━━━━━ Records provided ━━━━━

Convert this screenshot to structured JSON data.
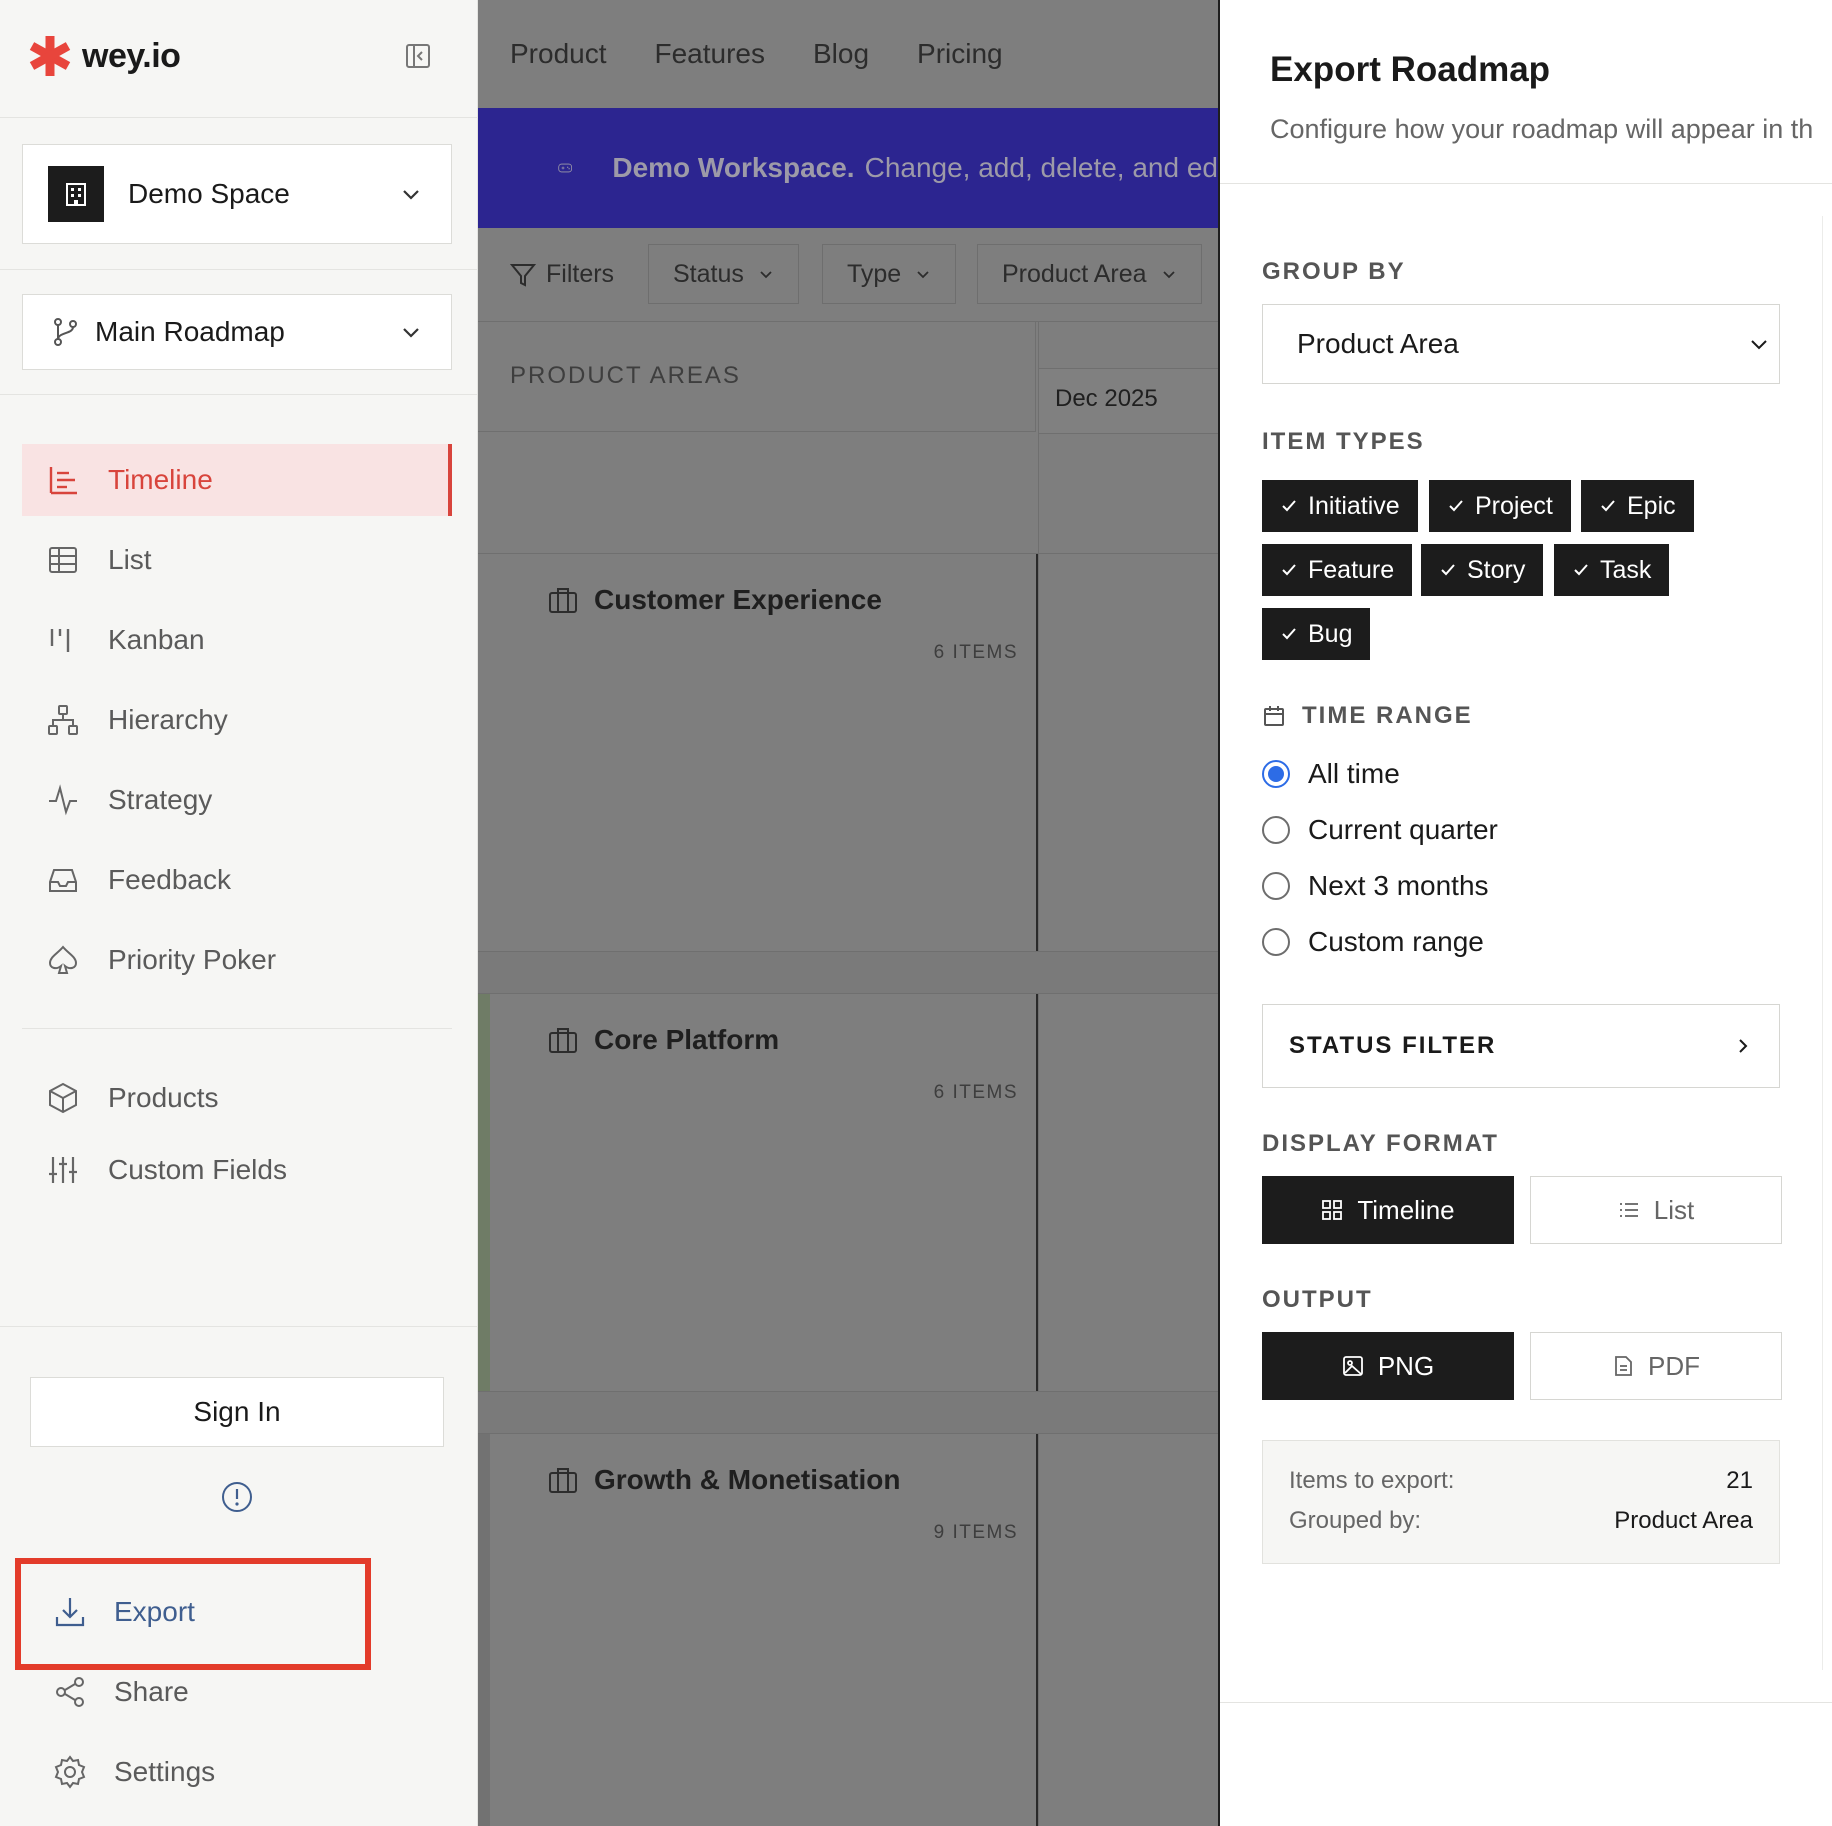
{
  "app": {
    "name": "wey.io",
    "brand_color": "#e8453c"
  },
  "sidebar": {
    "space": {
      "label": "Demo Space",
      "icon": "building-icon"
    },
    "roadmap": {
      "label": "Main Roadmap",
      "icon": "branch-icon"
    },
    "nav": [
      {
        "label": "Timeline",
        "icon": "timeline-icon",
        "active": true
      },
      {
        "label": "List",
        "icon": "table-icon"
      },
      {
        "label": "Kanban",
        "icon": "kanban-icon"
      },
      {
        "label": "Hierarchy",
        "icon": "hierarchy-icon"
      },
      {
        "label": "Strategy",
        "icon": "pulse-icon"
      },
      {
        "label": "Feedback",
        "icon": "inbox-icon"
      },
      {
        "label": "Priority Poker",
        "icon": "spade-icon"
      }
    ],
    "nav2": [
      {
        "label": "Products",
        "icon": "cube-icon"
      },
      {
        "label": "Custom Fields",
        "icon": "sliders-icon"
      }
    ],
    "sign_in": "Sign In",
    "footer": [
      {
        "label": "Export",
        "icon": "download-icon"
      },
      {
        "label": "Share",
        "icon": "share-icon"
      },
      {
        "label": "Settings",
        "icon": "gear-icon"
      }
    ]
  },
  "main": {
    "topnav": [
      "Product",
      "Features",
      "Blog",
      "Pricing"
    ],
    "banner": {
      "bold": "Demo Workspace.",
      "text": "Change, add, delete, and ed"
    },
    "filters": {
      "label": "Filters",
      "buttons": [
        "Status",
        "Type",
        "Product Area"
      ]
    },
    "columns": {
      "areas_header": "PRODUCT AREAS",
      "date": "Dec 2025"
    },
    "groups": [
      {
        "title": "Customer Experience",
        "count": "6 ITEMS"
      },
      {
        "title": "Core Platform",
        "count": "6 ITEMS"
      },
      {
        "title": "Growth & Monetisation",
        "count": "9 ITEMS"
      }
    ]
  },
  "export_panel": {
    "title": "Export Roadmap",
    "subtitle": "Configure how your roadmap will appear in th",
    "group_by": {
      "label": "GROUP BY",
      "value": "Product Area"
    },
    "item_types": {
      "label": "ITEM TYPES",
      "items": [
        "Initiative",
        "Project",
        "Epic",
        "Feature",
        "Story",
        "Task",
        "Bug"
      ]
    },
    "time_range": {
      "label": "TIME RANGE",
      "options": [
        "All time",
        "Current quarter",
        "Next 3 months",
        "Custom range"
      ],
      "selected": "All time"
    },
    "status_filter": "STATUS FILTER",
    "display_format": {
      "label": "DISPLAY FORMAT",
      "options": [
        "Timeline",
        "List"
      ],
      "selected": "Timeline"
    },
    "output": {
      "label": "OUTPUT",
      "options": [
        "PNG",
        "PDF"
      ],
      "selected": "PNG"
    },
    "summary": {
      "items_label": "Items to export:",
      "items_value": "21",
      "grouped_label": "Grouped by:",
      "grouped_value": "Product Area"
    }
  }
}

━━━━━

The request :: List every line from the entries above in which "Demo" appears.

Final result ::
      "label": "Demo Space",
      "bold": "Demo Workspace.",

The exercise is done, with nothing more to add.